* WHAT NEEDS TO BE DONE *
Reproduce all of the data that follows, character for character.

* * *

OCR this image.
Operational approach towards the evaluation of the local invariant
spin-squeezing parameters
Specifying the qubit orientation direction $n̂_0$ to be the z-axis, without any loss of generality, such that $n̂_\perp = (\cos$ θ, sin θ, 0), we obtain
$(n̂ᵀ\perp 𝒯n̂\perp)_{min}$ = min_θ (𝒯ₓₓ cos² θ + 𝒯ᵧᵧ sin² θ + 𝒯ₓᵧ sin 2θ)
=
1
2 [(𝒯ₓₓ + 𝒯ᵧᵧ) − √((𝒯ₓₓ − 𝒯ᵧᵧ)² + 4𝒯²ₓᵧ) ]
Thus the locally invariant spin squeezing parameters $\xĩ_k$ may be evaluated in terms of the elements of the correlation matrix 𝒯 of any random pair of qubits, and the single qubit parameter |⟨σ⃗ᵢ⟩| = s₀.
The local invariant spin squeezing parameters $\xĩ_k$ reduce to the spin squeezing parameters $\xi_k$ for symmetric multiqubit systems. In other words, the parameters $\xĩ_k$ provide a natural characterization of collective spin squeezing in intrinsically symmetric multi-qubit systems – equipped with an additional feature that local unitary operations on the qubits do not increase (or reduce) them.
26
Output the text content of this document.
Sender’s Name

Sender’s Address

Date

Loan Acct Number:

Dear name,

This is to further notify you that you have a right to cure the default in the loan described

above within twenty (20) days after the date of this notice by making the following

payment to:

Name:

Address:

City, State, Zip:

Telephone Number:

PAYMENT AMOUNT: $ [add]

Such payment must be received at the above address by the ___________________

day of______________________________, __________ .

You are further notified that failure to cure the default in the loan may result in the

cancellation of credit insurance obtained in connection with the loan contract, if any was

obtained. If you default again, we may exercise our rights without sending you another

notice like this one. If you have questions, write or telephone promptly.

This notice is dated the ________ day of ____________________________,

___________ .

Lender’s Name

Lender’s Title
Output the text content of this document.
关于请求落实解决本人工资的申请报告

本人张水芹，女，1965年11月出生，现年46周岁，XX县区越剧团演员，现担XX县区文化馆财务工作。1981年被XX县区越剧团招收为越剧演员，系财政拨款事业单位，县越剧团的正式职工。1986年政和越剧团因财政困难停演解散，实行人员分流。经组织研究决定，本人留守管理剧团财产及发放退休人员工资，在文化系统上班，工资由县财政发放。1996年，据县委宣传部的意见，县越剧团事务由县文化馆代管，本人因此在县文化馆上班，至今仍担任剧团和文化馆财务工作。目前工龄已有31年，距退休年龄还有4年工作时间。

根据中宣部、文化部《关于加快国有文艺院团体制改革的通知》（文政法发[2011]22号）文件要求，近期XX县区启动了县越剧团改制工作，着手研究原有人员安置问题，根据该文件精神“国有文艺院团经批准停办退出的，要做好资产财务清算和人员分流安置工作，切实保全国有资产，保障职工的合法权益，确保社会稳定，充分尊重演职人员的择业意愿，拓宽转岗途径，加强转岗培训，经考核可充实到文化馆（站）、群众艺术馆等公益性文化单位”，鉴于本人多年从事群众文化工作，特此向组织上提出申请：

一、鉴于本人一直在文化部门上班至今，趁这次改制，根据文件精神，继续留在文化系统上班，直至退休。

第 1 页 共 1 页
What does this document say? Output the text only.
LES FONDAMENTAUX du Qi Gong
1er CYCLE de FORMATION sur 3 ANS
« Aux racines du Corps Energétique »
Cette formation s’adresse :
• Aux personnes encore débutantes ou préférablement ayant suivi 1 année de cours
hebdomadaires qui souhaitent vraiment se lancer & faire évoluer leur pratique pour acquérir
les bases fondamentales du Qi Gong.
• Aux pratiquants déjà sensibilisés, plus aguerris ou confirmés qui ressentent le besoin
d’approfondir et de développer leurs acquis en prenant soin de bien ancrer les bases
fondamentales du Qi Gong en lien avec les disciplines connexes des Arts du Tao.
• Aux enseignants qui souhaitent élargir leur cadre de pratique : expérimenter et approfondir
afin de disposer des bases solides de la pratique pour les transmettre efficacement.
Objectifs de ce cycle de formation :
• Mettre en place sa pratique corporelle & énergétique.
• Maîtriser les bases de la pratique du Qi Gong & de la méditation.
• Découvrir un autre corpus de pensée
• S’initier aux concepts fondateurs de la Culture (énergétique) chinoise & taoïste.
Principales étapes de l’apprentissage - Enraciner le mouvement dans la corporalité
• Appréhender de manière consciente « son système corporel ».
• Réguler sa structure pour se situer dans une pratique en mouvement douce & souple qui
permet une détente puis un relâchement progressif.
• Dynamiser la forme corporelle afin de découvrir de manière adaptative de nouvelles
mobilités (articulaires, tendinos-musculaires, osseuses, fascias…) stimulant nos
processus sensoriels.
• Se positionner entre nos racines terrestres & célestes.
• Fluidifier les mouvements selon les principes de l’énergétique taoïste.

* * *

* ANSWER TO THIS PROBLEM *
OCR this image.
Operational approach towards the evaluation of the local invariant
spin-squeezing parameters
Specifying the qubit orientation direction $n̂_0$ to be the z-axis, without any loss of generality, such that $n̂_\perp = (\cos$ θ, sin θ, 0), we obtain
$(n̂ᵀ\perp 𝒯n̂\perp)_{min}$ = min_θ (𝒯ₓₓ cos² θ + 𝒯ᵧᵧ sin² θ + 𝒯ₓᵧ sin 2θ)
=
1
2 [(𝒯ₓₓ + 𝒯ᵧᵧ) − √((𝒯ₓₓ − 𝒯ᵧᵧ)² + 4𝒯²ₓᵧ) ]
Thus the locally invariant spin squeezing parameters $\xĩ_k$ may be evaluated in terms of the elements of the correlation matrix 𝒯 of any random pair of qubits, and the single qubit parameter |⟨σ⃗ᵢ⟩| = s₀.
The local invariant spin squeezing parameters $\xĩ_k$ reduce to the spin squeezing parameters $\xi_k$ for symmetric multiqubit systems. In other words, the parameters $\xĩ_k$ provide a natural characterization of collective spin squeezing in intrinsically symmetric multi-qubit systems – equipped with an additional feature that local unitary operations on the qubits do not increase (or reduce) them.
26
Output the text content of this document.
Sender’s Name

Sender’s Address

Date

Loan Acct Number:

Dear name,

This is to further notify you that you have a right to cure the default in the loan described

above within twenty (20) days after the date of this notice by making the following

payment to:

Name:

Address:

City, State, Zip:

Telephone Number:

PAYMENT AMOUNT: $ [add]

Such payment must be received at the above address by the ___________________

day of______________________________, __________ .

You are further notified that failure to cure the default in the loan may result in the

cancellation of credit insurance obtained in connection with the loan contract, if any was

obtained. If you default again, we may exercise our rights without sending you another

notice like this one. If you have questions, write or telephone promptly.

This notice is dated the ________ day of ____________________________,

___________ .

Lender’s Name

Lender’s Title
Output the text content of this document.
关于请求落实解决本人工资的申请报告

本人张水芹，女，1965年11月出生，现年46周岁，XX县区越剧团演员，现担XX县区文化馆财务工作。1981年被XX县区越剧团招收为越剧演员，系财政拨款事业单位，县越剧团的正式职工。1986年政和越剧团因财政困难停演解散，实行人员分流。经组织研究决定，本人留守管理剧团财产及发放退休人员工资，在文化系统上班，工资由县财政发放。1996年，据县委宣传部的意见，县越剧团事务由县文化馆代管，本人因此在县文化馆上班，至今仍担任剧团和文化馆财务工作。目前工龄已有31年，距退休年龄还有4年工作时间。

根据中宣部、文化部《关于加快国有文艺院团体制改革的通知》（文政法发[2011]22号）文件要求，近期XX县区启动了县越剧团改制工作，着手研究原有人员安置问题，根据该文件精神“国有文艺院团经批准停办退出的，要做好资产财务清算和人员分流安置工作，切实保全国有资产，保障职工的合法权益，确保社会稳定，充分尊重演职人员的择业意愿，拓宽转岗途径，加强转岗培训，经考核可充实到文化馆（站）、群众艺术馆等公益性文化单位”，鉴于本人多年从事群众文化工作，特此向组织上提出申请：

一、鉴于本人一直在文化部门上班至今，趁这次改制，根据文件精神，继续留在文化系统上班，直至退休。

第 1 页 共 1 页
What does this document say? Output the text only.
LES FONDAMENTAUX du Qi Gong
1er CYCLE de FORMATION sur 3 ANS
« Aux racines du Corps Energétique »
Cette formation s’adresse :
• Aux personnes encore débutantes ou préférablement ayant suivi 1 année de cours
hebdomadaires qui souhaitent vraiment se lancer & faire évoluer leur pratique pour acquérir
les bases fondamentales du Qi Gong.
• Aux pratiquants déjà sensibilisés, plus aguerris ou confirmés qui ressentent le besoin
d’approfondir et de développer leurs acquis en prenant soin de bien ancrer les bases
fondamentales du Qi Gong en lien avec les disciplines connexes des Arts du Tao.
• Aux enseignants qui souhaitent élargir leur cadre de pratique : expérimenter et approfondir
afin de disposer des bases solides de la pratique pour les transmettre efficacement.
Objectifs de ce cycle de formation :
• Mettre en place sa pratique corporelle & énergétique.
• Maîtriser les bases de la pratique du Qi Gong & de la méditation.
• Découvrir un autre corpus de pensée
• S’initier aux concepts fondateurs de la Culture (énergétique) chinoise & taoïste.
Principales étapes de l’apprentissage - Enraciner le mouvement dans la corporalité
• Appréhender de manière consciente « son système corporel ».
• Réguler sa structure pour se situer dans une pratique en mouvement douce & souple qui
permet une détente puis un relâchement progressif.
• Dynamiser la forme corporelle afin de découvrir de manière adaptative de nouvelles
mobilités (articulaires, tendinos-musculaires, osseuses, fascias…) stimulant nos
processus sensoriels.
• Se positionner entre nos racines terrestres & célestes.
• Fluidifier les mouvements selon les principes de l’énergétique taoïste.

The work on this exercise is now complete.